**Exercise**.
Below are some entries. Output each one exactly as it appears.

**Given data**.
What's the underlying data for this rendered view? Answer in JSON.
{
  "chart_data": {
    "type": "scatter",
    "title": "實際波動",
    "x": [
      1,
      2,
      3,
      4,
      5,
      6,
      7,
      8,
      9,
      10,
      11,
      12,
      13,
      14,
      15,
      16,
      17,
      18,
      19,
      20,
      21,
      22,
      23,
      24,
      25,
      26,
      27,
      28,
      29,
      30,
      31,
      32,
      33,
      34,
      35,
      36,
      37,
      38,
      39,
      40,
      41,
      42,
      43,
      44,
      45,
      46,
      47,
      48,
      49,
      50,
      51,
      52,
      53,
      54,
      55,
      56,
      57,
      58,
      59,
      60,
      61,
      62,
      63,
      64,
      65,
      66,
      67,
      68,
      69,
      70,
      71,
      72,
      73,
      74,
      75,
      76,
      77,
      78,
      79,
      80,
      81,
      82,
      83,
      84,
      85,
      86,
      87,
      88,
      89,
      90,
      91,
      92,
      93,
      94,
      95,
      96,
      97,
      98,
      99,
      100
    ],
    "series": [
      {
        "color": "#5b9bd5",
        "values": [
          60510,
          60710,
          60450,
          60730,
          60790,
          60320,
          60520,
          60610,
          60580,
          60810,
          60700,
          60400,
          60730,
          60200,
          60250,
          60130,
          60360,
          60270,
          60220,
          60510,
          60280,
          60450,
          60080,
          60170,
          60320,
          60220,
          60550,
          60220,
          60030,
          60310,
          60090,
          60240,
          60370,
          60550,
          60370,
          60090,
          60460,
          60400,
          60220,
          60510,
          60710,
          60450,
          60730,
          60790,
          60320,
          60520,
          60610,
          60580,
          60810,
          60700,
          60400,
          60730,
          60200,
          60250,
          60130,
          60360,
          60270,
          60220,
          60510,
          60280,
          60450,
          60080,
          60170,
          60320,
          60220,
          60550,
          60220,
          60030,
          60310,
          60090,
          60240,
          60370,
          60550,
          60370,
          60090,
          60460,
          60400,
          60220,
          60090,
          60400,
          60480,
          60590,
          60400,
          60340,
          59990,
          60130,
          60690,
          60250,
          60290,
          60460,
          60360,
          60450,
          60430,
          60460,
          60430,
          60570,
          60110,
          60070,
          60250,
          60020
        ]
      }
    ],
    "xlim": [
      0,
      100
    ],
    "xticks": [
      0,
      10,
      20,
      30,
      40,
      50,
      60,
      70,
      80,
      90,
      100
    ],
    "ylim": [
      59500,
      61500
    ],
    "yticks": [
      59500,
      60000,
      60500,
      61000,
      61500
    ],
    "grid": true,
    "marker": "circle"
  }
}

**Written response**.
What's the underlying data for this rendered view? Answer in JSON.
{
  "chart_data": {
    "type": "scatter",
    "title": "實際波動",
    "x": [
      1,
      2,
      3,
      4,
      5,
      6,
      7,
      8,
      9,
      10,
      11,
      12,
      13,
      14,
      15,
      16,
      17,
      18,
      19,
      20,
      21,
      22,
      23,
      24,
      25,
      26,
      27,
      28,
      29,
      30,
      31,
      32,
      33,
      34,
      35,
      36,
      37,
      38,
      39,
      40,
      41,
      42,
      43,
      44,
      45,
      46,
      47,
      48,
      49,
      50,
      51,
      52,
      53,
      54,
      55,
      56,
      57,
      58,
      59,
      60,
      61,
      62,
      63,
      64,
      65,
      66,
      67,
      68,
      69,
      70,
      71,
      72,
      73,
      74,
      75,
      76,
      77,
      78,
      79,
      80,
      81,
      82,
      83,
      84,
      85,
      86,
      87,
      88,
      89,
      90,
      91,
      92,
      93,
      94,
      95,
      96,
      97,
      98,
      99,
      100
    ],
    "series": [
      {
        "color": "#5b9bd5",
        "values": [
          60510,
          60710,
          60450,
          60730,
          60790,
          60320,
          60520,
          60610,
          60580,
          60810,
          60700,
          60400,
          60730,
          60200,
          60250,
          60130,
          60360,
          60270,
          60220,
          60510,
          60280,
          60450,
          60080,
          60170,
          60320,
          60220,
          60550,
          60220,
          60030,
          60310,
          60090,
          60240,
          60370,
          60550,
          60370,
          60090,
          60460,
          60400,
          60220,
          60510,
          60710,
          60450,
          60730,
          60790,
          60320,
          60520,
          60610,
          60580,
          60810,
          60700,
          60400,
          60730,
          60200,
          60250,
          60130,
          60360,
          60270,
          60220,
          60510,
          60280,
          60450,
          60080,
          60170,
          60320,
          60220,
          60550,
          60220,
          60030,
          60310,
          60090,
          60240,
          60370,
          60550,
          60370,
          60090,
          60460,
          60400,
          60220,
          60090,
          60400,
          60480,
          60590,
          60400,
          60340,
          59990,
          60130,
          60690,
          60250,
          60290,
          60460,
          60360,
          60450,
          60430,
          60460,
          60430,
          60570,
          60110,
          60070,
          60250,
          60020
        ]
      }
    ],
    "xlim": [
      0,
      100
    ],
    "xticks": [
      0,
      10,
      20,
      30,
      40,
      50,
      60,
      70,
      80,
      90,
      100
    ],
    "ylim": [
      59500,
      61500
    ],
    "yticks": [
      59500,
      60000,
      60500,
      61000,
      61500
    ],
    "grid": true,
    "marker": "circle"
  }
}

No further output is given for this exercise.